- **Entries from a visual dataset**
::::::::::

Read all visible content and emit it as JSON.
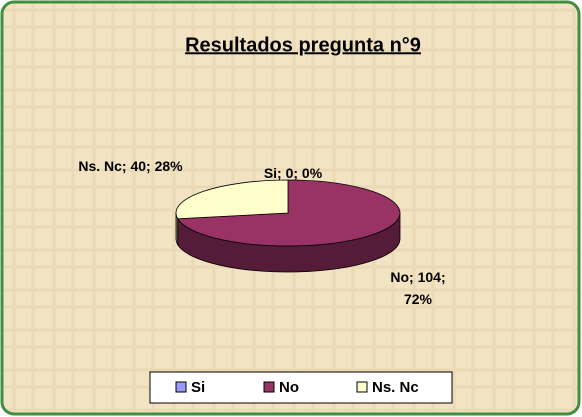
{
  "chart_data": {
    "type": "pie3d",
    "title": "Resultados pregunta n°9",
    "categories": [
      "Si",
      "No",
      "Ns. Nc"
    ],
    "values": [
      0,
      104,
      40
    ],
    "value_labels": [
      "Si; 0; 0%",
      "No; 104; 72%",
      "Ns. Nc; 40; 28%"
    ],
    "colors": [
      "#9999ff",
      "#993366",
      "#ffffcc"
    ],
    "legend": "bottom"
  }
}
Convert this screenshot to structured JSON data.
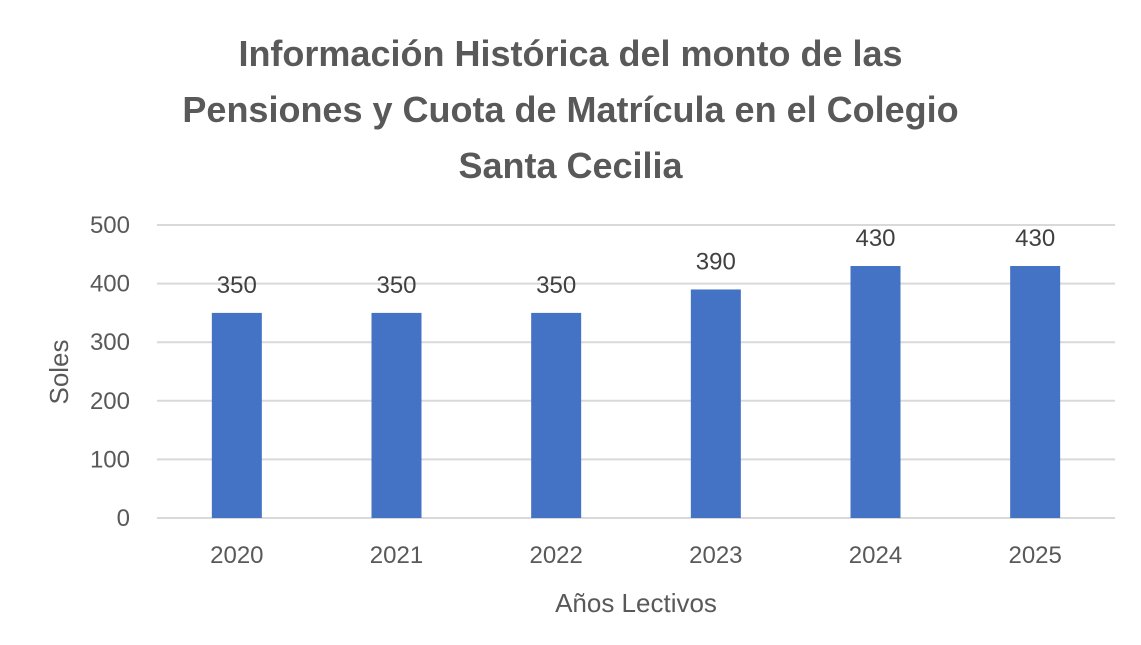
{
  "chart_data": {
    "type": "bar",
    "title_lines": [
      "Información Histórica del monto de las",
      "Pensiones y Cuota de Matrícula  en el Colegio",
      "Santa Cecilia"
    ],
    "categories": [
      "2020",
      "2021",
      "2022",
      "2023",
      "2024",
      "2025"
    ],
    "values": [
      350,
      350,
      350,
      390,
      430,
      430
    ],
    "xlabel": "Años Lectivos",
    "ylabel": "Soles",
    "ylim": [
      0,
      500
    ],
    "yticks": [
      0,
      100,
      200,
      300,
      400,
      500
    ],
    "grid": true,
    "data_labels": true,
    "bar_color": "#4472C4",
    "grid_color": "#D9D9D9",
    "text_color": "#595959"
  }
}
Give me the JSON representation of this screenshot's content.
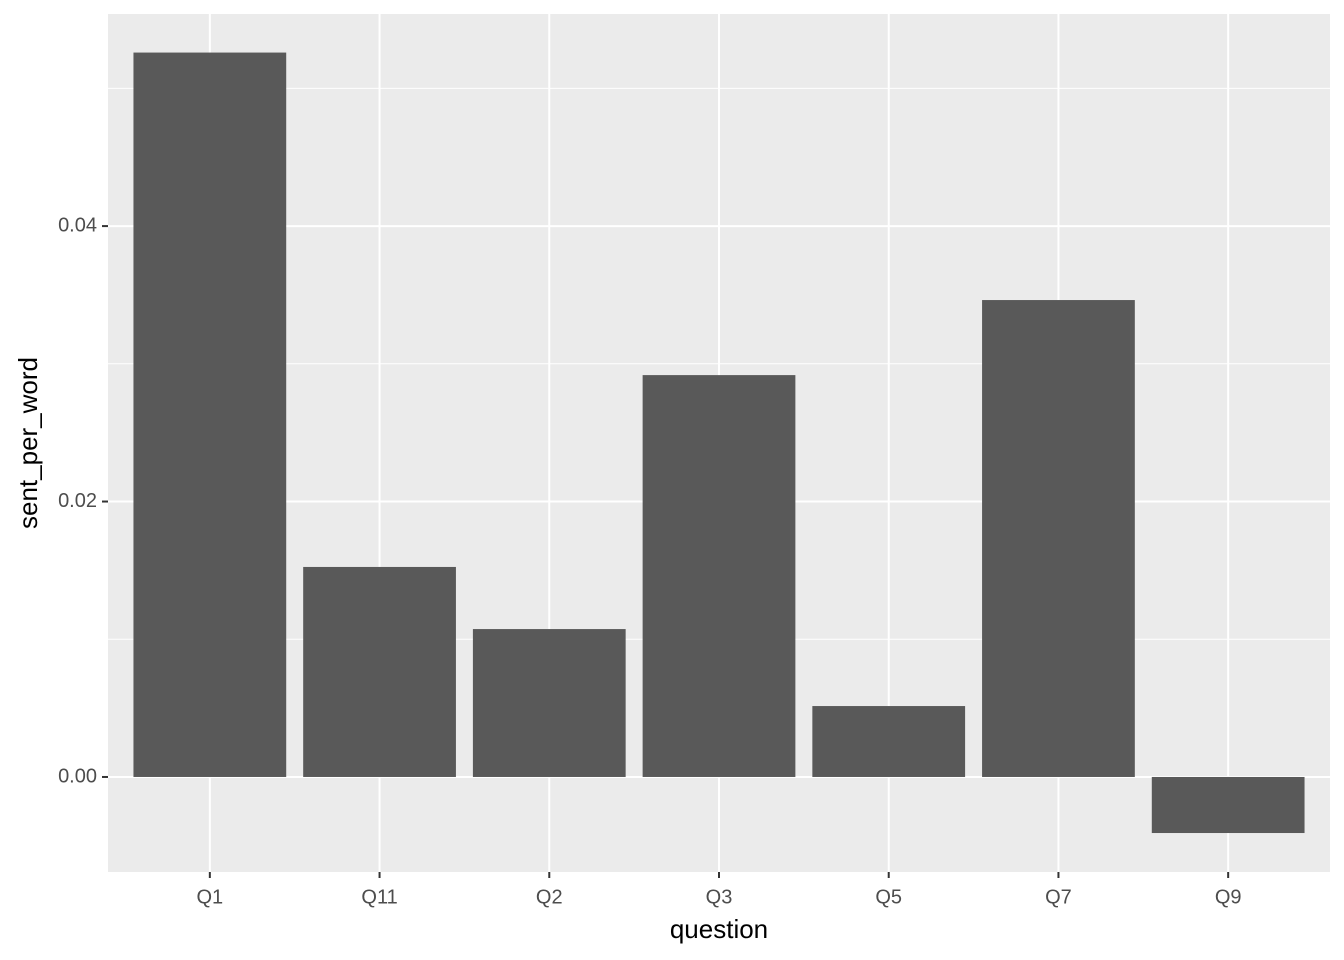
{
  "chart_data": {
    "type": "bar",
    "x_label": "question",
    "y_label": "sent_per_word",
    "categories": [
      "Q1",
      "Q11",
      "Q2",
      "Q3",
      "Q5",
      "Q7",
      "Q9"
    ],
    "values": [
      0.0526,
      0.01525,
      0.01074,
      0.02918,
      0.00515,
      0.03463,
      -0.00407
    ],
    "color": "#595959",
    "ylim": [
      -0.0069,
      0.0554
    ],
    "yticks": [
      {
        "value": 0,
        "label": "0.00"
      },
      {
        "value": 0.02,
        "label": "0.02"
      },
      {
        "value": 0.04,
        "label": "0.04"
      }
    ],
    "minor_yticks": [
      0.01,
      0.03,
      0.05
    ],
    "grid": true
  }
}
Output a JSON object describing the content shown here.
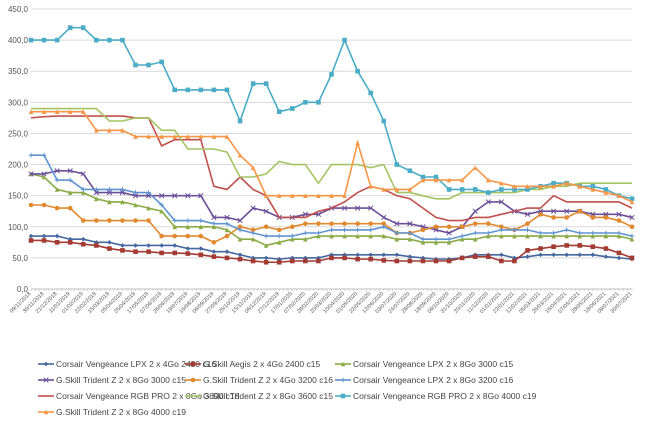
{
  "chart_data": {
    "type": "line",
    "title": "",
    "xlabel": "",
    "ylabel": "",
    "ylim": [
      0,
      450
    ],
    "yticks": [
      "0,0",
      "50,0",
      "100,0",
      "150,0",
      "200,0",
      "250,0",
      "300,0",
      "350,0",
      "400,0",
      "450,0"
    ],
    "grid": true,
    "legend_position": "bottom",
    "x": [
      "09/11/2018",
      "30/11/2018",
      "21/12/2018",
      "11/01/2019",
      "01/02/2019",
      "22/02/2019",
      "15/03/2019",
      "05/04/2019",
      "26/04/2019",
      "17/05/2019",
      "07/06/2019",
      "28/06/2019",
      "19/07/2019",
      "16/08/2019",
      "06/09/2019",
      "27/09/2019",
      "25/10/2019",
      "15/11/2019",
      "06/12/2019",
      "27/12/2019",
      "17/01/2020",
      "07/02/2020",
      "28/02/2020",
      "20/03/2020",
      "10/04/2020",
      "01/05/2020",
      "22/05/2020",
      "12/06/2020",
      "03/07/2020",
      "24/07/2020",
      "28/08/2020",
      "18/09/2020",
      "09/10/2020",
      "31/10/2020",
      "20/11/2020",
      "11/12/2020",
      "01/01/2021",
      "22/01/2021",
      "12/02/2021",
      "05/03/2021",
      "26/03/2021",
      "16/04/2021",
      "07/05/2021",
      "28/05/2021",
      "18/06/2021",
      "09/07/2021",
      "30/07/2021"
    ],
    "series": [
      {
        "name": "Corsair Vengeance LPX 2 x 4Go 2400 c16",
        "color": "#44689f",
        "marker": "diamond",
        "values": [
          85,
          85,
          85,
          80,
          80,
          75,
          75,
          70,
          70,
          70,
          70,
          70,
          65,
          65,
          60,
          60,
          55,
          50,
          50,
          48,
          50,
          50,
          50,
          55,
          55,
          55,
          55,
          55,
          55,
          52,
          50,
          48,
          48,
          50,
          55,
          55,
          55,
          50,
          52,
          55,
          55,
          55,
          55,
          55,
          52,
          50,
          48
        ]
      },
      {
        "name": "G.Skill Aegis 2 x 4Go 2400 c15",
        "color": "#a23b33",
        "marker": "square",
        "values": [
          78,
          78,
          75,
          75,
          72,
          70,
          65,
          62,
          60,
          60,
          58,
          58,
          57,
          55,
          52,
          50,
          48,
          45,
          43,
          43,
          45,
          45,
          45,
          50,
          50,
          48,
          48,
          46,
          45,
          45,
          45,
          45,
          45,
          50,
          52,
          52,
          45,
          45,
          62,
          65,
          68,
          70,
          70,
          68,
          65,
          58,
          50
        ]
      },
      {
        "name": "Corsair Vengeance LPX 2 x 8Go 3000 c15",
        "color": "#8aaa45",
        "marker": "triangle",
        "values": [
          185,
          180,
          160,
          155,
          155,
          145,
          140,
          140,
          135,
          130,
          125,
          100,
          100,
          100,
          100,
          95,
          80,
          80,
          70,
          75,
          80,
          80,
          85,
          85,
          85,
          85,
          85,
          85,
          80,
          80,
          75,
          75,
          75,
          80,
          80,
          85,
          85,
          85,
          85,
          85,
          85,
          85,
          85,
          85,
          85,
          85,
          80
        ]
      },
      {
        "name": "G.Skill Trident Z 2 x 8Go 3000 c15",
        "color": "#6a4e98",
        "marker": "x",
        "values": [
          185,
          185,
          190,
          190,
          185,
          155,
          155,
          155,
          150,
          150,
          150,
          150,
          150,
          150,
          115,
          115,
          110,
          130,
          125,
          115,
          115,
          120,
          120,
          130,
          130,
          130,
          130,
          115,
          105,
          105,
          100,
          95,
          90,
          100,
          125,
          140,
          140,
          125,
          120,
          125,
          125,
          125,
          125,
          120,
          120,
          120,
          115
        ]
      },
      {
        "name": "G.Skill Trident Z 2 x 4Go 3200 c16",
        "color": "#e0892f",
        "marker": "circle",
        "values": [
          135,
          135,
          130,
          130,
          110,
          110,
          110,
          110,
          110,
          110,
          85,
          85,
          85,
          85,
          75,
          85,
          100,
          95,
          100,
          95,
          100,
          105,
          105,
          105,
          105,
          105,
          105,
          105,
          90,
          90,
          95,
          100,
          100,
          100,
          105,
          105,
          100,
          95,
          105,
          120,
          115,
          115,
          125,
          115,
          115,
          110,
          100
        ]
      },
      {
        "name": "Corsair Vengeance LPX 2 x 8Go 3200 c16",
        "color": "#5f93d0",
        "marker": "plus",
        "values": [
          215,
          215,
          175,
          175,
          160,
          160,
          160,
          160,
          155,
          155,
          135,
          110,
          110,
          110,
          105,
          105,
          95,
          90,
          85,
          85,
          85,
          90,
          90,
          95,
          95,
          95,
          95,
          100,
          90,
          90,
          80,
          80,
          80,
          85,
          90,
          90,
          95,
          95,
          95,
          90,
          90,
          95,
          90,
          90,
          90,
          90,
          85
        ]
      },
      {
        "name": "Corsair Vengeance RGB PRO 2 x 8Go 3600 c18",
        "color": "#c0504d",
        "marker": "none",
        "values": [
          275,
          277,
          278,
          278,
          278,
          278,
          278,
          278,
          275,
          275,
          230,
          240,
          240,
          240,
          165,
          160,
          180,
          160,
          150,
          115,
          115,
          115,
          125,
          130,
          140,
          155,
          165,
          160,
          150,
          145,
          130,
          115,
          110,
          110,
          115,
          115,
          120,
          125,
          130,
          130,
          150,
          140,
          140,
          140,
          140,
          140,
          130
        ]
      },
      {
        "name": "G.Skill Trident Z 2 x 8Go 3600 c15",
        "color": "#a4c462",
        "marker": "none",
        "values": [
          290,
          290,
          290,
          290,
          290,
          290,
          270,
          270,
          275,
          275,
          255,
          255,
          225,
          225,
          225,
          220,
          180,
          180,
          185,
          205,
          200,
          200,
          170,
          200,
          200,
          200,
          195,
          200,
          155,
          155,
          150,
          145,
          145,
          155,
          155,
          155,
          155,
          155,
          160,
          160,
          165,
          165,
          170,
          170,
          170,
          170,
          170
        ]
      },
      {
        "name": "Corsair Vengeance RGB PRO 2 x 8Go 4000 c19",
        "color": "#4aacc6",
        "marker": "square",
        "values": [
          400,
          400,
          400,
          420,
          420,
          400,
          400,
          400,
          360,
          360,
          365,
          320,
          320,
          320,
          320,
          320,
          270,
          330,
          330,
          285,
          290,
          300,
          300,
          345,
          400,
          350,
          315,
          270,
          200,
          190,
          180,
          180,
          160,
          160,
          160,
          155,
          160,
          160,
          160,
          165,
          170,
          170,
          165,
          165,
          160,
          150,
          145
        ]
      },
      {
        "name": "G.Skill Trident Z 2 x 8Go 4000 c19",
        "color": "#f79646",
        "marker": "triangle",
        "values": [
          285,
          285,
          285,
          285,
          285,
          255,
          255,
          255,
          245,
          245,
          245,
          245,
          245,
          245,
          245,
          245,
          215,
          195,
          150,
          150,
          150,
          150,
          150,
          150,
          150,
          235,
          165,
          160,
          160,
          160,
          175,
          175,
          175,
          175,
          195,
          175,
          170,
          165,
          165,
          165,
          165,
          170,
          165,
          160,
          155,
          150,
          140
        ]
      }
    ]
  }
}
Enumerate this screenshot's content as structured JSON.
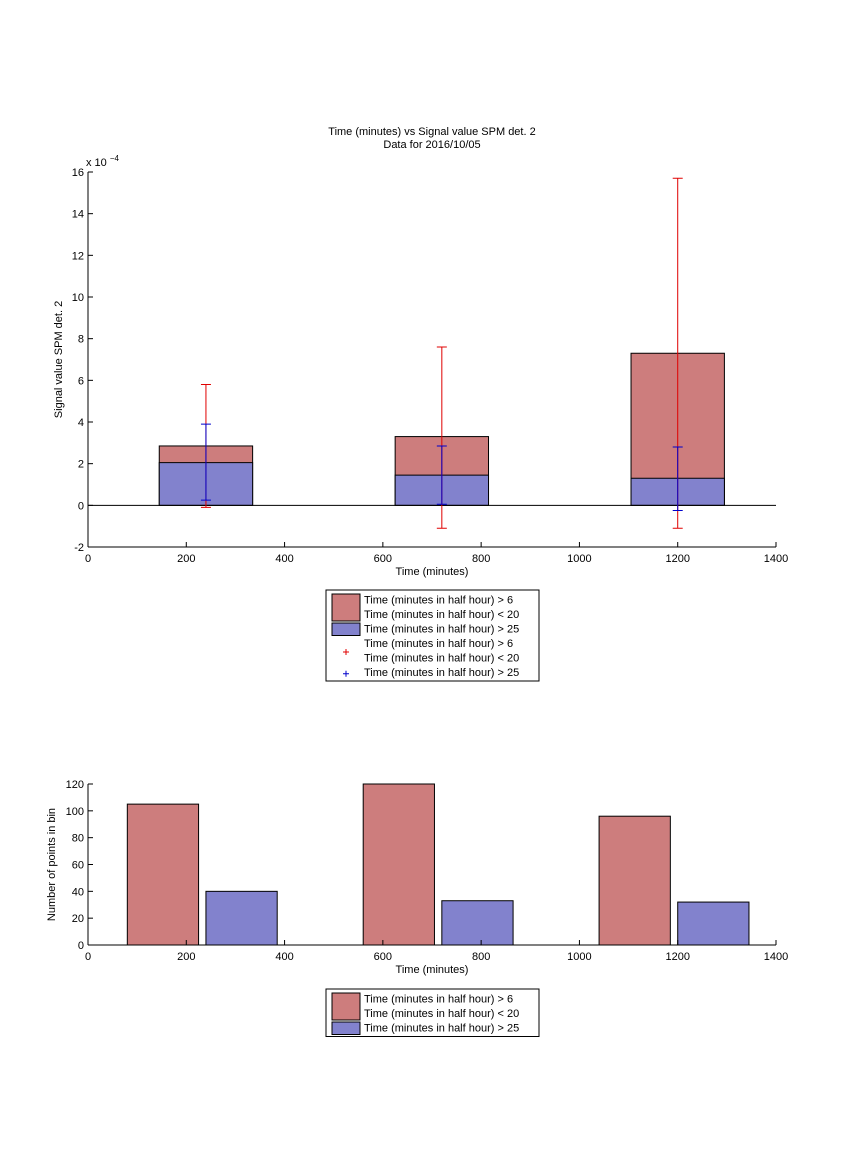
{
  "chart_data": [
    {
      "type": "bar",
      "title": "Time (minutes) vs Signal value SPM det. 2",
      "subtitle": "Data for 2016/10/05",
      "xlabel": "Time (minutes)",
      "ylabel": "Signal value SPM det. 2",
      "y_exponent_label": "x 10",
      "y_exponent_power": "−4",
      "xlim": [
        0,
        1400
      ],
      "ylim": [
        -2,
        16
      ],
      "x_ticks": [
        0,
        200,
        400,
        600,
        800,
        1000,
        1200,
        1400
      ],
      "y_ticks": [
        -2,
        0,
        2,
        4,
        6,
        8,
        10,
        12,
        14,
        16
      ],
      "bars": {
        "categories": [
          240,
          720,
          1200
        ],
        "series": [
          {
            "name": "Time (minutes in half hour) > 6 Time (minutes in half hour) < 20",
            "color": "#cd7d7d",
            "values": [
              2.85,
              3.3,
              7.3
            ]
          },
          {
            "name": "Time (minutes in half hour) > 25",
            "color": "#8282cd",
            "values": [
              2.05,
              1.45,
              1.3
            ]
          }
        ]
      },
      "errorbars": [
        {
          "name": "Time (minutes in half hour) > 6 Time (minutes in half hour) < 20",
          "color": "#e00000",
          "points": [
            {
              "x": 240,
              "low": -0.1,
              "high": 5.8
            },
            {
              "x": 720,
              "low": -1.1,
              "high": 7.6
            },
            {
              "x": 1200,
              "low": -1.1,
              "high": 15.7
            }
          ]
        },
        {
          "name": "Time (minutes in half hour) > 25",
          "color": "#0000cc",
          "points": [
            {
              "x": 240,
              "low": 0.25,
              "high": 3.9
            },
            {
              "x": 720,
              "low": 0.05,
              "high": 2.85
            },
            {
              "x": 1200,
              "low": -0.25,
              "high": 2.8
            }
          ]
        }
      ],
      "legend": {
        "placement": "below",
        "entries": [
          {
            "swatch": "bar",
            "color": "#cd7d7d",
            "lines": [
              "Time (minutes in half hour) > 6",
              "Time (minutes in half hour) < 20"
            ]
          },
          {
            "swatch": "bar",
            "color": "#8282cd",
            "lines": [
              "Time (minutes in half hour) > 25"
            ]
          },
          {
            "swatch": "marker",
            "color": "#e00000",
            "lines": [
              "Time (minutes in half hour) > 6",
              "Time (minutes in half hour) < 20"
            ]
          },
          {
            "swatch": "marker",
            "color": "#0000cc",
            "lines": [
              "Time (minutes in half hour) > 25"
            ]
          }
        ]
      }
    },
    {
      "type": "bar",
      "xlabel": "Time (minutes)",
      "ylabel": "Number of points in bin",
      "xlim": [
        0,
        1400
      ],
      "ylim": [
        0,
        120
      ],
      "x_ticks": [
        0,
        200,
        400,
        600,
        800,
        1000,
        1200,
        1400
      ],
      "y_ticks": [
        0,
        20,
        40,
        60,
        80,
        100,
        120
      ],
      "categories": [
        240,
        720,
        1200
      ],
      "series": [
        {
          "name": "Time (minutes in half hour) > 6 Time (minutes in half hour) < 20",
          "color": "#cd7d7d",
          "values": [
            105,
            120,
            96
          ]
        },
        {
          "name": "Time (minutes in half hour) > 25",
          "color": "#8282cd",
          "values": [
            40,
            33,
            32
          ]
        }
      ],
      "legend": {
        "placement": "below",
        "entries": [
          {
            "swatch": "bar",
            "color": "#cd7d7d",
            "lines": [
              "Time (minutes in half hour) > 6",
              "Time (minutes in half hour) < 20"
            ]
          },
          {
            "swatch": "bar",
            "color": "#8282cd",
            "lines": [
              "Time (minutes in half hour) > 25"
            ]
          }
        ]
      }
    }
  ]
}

::::::::::

Find every line in the listing that holds the string "Vengeance", then say how many there are as a bare number.

- **ANSWER IN FULL**
5